___ Task data ___
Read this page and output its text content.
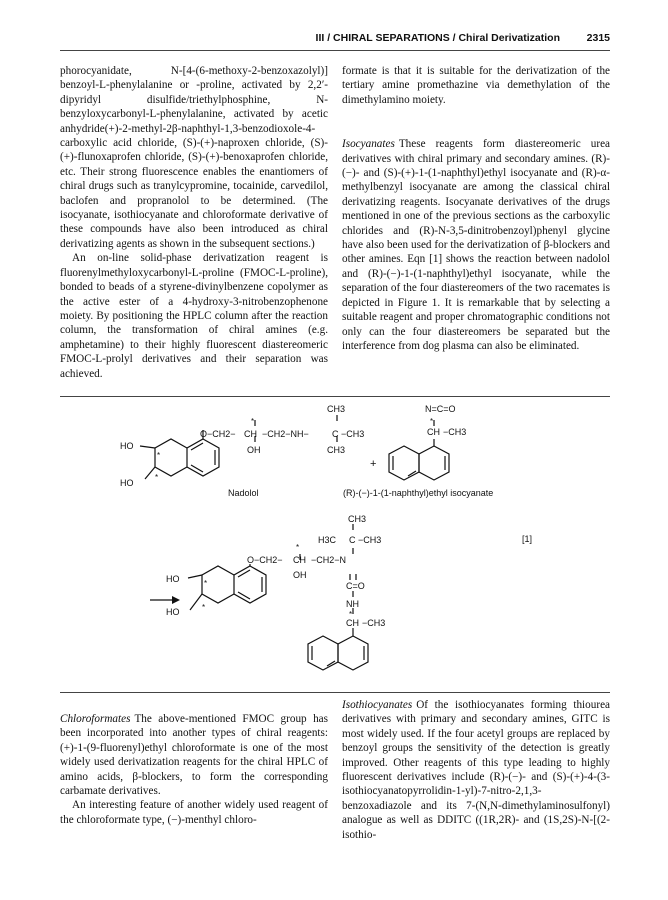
III / CHIRAL SEPARATIONS / Chiral Derivatization	2315

phorocyanidate, N-[4-(6-methoxy-2-benzoxazolyl)] benzoyl-L-phenylalanine or -proline, activated by 2,2′-dipyridyl disulfide/triethylphosphine, N-benzyloxycarbonyl-L-phenylalanine, activated by acetic anhydride(+)-2-methyl-2β-naphthyl-1,3-benzodioxole-4-carboxylic acid chloride, (S)-(+)-naproxen chloride, (S)-(+)-flunoxaprofen chloride, (S)-(+)-benoxaprofen chloride, etc. Their strong fluorescence enables the enantiomers of chiral drugs such as tranylcypromine, tocainide, carvedilol, baclofen and propranolol to be determined. (The isocyanate, isothiocyanate and chloroformate derivative of these compounds have also been introduced as chiral derivatizing agents as shown in the subsequent sections.)

An on-line solid-phase derivatization reagent is fluorenylmethyloxycarbonyl-L-proline (FMOC-L-proline), bonded to beads of a styrene-divinylbenzene copolymer as the active ester of a 4-hydroxy-3-nitrobenzophenone moiety. By positioning the HPLC column after the reaction column, the transformation of chiral amines (e.g. amphetamine) to their highly fluorescent diastereomeric FMOC-L-prolyl derivatives and their separation was achieved.

formate is that it is suitable for the derivatization of the tertiary amine promethazine via demethylation of the dimethylamino moiety.

Isocyanates These reagents form diastereomeric urea derivatives with chiral primary and secondary amines. (R)-(−)- and (S)-(+)-1-(1-naphthyl)ethyl isocyanate and (R)-α-methylbenzyl isocyanate are among the classical chiral derivatizing reagents. Isocyanate derivatives of the drugs mentioned in one of the previous sections as the carboxylic chlorides and (R)-N-3,5-dinitrobenzoyl)phenyl glycine have also been used for the derivatization of β-blockers and other amines. Eqn [1] shows the reaction between nadolol and (R)-(−)-1-(1-naphthyl)ethyl isocyanate, while the separation of the four diastereomers of the two racemates is depicted in Figure 1. It is remarkable that by selecting a suitable reagent and proper chromatographic conditions not only can the four diastereomers be separated but the interference from dog plasma can also be eliminated.

CH3
O−CH2− CH
*
−CH2−NH−	C −CH3
OH	CH3
HO
*
HO
*
Nadolol
N=C=O
*
CH −CH3
+
(R)-(−)-1-(1-naphthyl)ethyl isocyanate
[1]
CH3
H3C C −CH3
O−CH2− CH
*
−CH2−N
OH
C=O
NH
*
CH −CH3
HO	*
HO	*

Chloroformates The above-mentioned FMOC group has been incorporated into another types of chiral reagents: (+)-1-(9-fluorenyl)ethyl chloroformate is one of the most widely used derivatization reagents for the chiral HPLC of amino acids, β-blockers, to form the corresponding carbamate derivatives.

An interesting feature of another widely used reagent of the chloroformate type, (−)-menthyl chloro-

Isothiocyanates Of the isothiocyanates forming thiourea derivatives with primary and secondary amines, GITC is most widely used. If the four acetyl groups are replaced by benzoyl groups the sensitivity of the detection is greatly improved. Other reagents of this type leading to highly fluorescent derivatives include (R)-(−)- and (S)-(+)-4-(3-isothiocyanatopyrrolidin-1-yl)-7-nitro-2,1,3-benzoxadiazole and its 7-(N,N-dimethylaminosulfonyl) analogue as well as DDITC ((1R,2R)- and (1S,2S)-N-[(2-isothio-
___
Prompt: Go through the data above and transcribe it in full, omitting any image.

The result:
Read this page and output its text content.
III / CHIRAL SEPARATIONS / Chiral Derivatization	2315

phorocyanidate, N-[4-(6-methoxy-2-benzoxazolyl)] benzoyl-L-phenylalanine or -proline, activated by 2,2′-dipyridyl disulfide/triethylphosphine, N-benzyloxycarbonyl-L-phenylalanine, activated by acetic anhydride(+)-2-methyl-2β-naphthyl-1,3-benzodioxole-4-carboxylic acid chloride, (S)-(+)-naproxen chloride, (S)-(+)-flunoxaprofen chloride, (S)-(+)-benoxaprofen chloride, etc. Their strong fluorescence enables the enantiomers of chiral drugs such as tranylcypromine, tocainide, carvedilol, baclofen and propranolol to be determined. (The isocyanate, isothiocyanate and chloroformate derivative of these compounds have also been introduced as chiral derivatizing agents as shown in the subsequent sections.)

An on-line solid-phase derivatization reagent is fluorenylmethyloxycarbonyl-L-proline (FMOC-L-proline), bonded to beads of a styrene-divinylbenzene copolymer as the active ester of a 4-hydroxy-3-nitrobenzophenone moiety. By positioning the HPLC column after the reaction column, the transformation of chiral amines (e.g. amphetamine) to their highly fluorescent diastereomeric FMOC-L-prolyl derivatives and their separation was achieved.

formate is that it is suitable for the derivatization of the tertiary amine promethazine via demethylation of the dimethylamino moiety.

Isocyanates These reagents form diastereomeric urea derivatives with chiral primary and secondary amines. (R)-(−)- and (S)-(+)-1-(1-naphthyl)ethyl isocyanate and (R)-α-methylbenzyl isocyanate are among the classical chiral derivatizing reagents. Isocyanate derivatives of the drugs mentioned in one of the previous sections as the carboxylic chlorides and (R)-N-3,5-dinitrobenzoyl)phenyl glycine have also been used for the derivatization of β-blockers and other amines. Eqn [1] shows the reaction between nadolol and (R)-(−)-1-(1-naphthyl)ethyl isocyanate, while the separation of the four diastereomers of the two racemates is depicted in Figure 1. It is remarkable that by selecting a suitable reagent and proper chromatographic conditions not only can the four diastereomers be separated but the interference from dog plasma can also be eliminated.

CH3
O−CH2− CH
*
−CH2−NH−	C −CH3
OH	CH3
HO
*
HO
*
Nadolol
N=C=O
*
CH −CH3
+
(R)-(−)-1-(1-naphthyl)ethyl isocyanate
[1]
CH3
H3C C −CH3
O−CH2− CH
*
−CH2−N
OH
C=O
NH
*
CH −CH3
HO	*
HO	*

Chloroformates The above-mentioned FMOC group has been incorporated into another types of chiral reagents: (+)-1-(9-fluorenyl)ethyl chloroformate is one of the most widely used derivatization reagents for the chiral HPLC of amino acids, β-blockers, to form the corresponding carbamate derivatives.

An interesting feature of another widely used reagent of the chloroformate type, (−)-menthyl chloro-

Isothiocyanates Of the isothiocyanates forming thiourea derivatives with primary and secondary amines, GITC is most widely used. If the four acetyl groups are replaced by benzoyl groups the sensitivity of the detection is greatly improved. Other reagents of this type leading to highly fluorescent derivatives include (R)-(−)- and (S)-(+)-4-(3-isothiocyanatopyrrolidin-1-yl)-7-nitro-2,1,3-benzoxadiazole and its 7-(N,N-dimethylaminosulfonyl) analogue as well as DDITC ((1R,2R)- and (1S,2S)-N-[(2-isothio-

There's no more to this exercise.